EXTRAIT =
En vérité, j’y reviens encore, sans un peuple fort qui appréciera en lui ce genre de qualité, elle ne pourra exercer aucun pouvoir. Toutes les institutions lui feront obstacles et les gens ne comprendront pas ses actes ni ses discours.
Le vrai pouvoir ne se situe donc pas dans la présidence artificieuse de quelques institutions. Ici-même, j’exerce un bien plus grand pouvoir que ne le feront jamais aucun président de la République : celui de faire progresser les consciences individuelles.
D’ailleurs, si vous avez approché de près quelques unes de ces personnes de « pouvoir » d’aujourd’hui, combien avez-vous pu souvent les trouver faibles moralement, idiotes, et surtout imbues de leur personne. Notre époque en regorge. Vous les voyez plastronner, encouragées en cela par un peuple sans morale. Elles sont nulles et ne s’en aperçoivent même pas, ridicules au possible pour la plupart. Le bassesse du peuple qui les admire n’en est pas moindre. En fait, tous les deux entretiennent une relation de séduction sado-masochiste, où l’élu n’est qu’une façade de réussite que l’électeur de base jalouse. Mécanique de notre société de consommation. La morale est absente de cette relation. Seul y préside un mimétisme destructeur et toujours en passe de céder la place à un effondrement individuel ou collectif.
Là encore, le vrai chef se distingue du clown assez facilement. Le vrai chef abandonnera ses responsabilités de chef avec un soulagement extraordinaire, alors qu’il aura réussi. Cela veut dire qu’il les aura exercé malgré lui et qu’il réussirait partout ailleurs. Le chef de pacotille se sentira dépossédé quand il abandonne son poste, et il le sera effectivement. Il ne saura plus quoi faire, tandis qu’un autre aurait pu réussir aussi bien que lui à son poste.
Regardez par exemple la grandeur, et la douceur, d’un chef tel que Ahmed Chah Massoud à qui il était demandé ce qu’il ferait si la guerre s’arrêtait demain : et devant la caméra, de répondre, « devenir instituteur de mon village ».

CONSIGNE =
Transcrivez le passage de l'extrait sur le vrai pouvoir qui va de « D’ailleurs, si vous » à « individuel ou collectif. ». Les lignes ci-dessous ne sont pas nécessaires.

LIGNES FOURNIES =
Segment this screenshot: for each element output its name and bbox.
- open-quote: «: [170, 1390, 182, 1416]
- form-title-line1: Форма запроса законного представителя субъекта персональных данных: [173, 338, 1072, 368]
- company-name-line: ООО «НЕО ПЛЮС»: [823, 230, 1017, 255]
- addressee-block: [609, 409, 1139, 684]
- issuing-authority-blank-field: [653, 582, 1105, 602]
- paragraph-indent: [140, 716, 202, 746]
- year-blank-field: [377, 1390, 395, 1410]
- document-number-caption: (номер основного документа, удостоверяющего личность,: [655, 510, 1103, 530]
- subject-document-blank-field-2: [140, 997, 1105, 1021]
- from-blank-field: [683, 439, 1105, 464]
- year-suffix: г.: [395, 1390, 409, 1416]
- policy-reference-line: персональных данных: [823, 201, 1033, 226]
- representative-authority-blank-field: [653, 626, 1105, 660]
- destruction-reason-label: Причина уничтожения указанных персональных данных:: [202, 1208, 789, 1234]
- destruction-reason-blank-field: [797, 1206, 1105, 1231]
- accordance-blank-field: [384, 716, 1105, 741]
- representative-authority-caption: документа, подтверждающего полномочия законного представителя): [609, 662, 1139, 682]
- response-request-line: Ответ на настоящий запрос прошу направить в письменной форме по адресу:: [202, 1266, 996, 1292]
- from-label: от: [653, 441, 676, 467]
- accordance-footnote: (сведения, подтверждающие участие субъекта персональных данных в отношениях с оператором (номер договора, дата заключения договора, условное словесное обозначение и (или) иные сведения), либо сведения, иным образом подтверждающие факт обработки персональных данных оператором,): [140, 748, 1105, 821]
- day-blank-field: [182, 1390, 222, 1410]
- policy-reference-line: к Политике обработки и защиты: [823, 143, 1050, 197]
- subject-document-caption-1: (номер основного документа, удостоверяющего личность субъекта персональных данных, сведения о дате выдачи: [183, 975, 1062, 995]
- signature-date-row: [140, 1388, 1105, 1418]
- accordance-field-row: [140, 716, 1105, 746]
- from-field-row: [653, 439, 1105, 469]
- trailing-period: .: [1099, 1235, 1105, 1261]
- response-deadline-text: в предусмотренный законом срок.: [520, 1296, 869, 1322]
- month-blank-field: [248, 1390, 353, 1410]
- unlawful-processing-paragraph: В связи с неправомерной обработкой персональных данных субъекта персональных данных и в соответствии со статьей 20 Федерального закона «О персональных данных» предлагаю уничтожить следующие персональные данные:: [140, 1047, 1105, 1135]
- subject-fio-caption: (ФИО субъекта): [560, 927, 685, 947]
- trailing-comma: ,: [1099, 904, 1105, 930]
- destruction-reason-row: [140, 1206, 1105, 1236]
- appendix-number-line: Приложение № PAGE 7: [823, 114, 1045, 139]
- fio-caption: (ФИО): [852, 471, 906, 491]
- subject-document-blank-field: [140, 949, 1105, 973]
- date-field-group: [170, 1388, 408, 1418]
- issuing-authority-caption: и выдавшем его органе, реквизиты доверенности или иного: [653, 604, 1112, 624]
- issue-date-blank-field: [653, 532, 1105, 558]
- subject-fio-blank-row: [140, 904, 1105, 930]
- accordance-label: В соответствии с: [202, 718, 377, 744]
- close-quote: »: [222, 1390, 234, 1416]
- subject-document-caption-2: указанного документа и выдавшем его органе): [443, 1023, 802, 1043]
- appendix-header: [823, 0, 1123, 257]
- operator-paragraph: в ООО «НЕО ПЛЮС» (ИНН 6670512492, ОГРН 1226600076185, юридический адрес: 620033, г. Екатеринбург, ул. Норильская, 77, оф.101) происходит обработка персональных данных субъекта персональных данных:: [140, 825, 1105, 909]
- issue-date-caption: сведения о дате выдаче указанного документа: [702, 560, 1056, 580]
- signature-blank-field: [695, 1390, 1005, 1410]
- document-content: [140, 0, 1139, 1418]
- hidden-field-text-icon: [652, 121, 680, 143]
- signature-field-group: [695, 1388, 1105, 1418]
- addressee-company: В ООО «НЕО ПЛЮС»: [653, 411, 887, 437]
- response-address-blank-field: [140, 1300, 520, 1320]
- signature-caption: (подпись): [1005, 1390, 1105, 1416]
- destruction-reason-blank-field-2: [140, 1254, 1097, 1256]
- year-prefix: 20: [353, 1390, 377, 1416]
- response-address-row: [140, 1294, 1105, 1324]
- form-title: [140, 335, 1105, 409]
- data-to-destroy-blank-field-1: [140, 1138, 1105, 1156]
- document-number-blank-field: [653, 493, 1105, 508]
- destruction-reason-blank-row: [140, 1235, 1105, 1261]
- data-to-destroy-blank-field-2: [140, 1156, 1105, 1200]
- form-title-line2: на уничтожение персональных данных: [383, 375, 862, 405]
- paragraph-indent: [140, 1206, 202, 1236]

RÉPONSE =
D’ailleurs, si vous avez approché de près quelques unes de ces personnes de « pouvoir » d’aujourd’hui, combien avez-vous pu souvent les trouver faibles moralement, idiotes, et surtout imbues de leur personne. Notre époque en regorge. Vous les voyez plastronner, encouragées en cela par un peuple sans morale. Elles sont nulles et ne s’en aperçoivent même pas, ridicules au possible pour la plupart. Le bassesse du peuple qui les admire n’en est pas moindre. En fait, tous les deux entretiennent une relation de séduction sado-masochiste, où l’élu n’est qu’une façade de réussite que l’électeur de base jalouse. Mécanique de notre société de consommation. La morale est absente de cette relation. Seul y préside un mimétisme destructeur et toujours en passe de céder la place à un effondrement individuel ou collectif.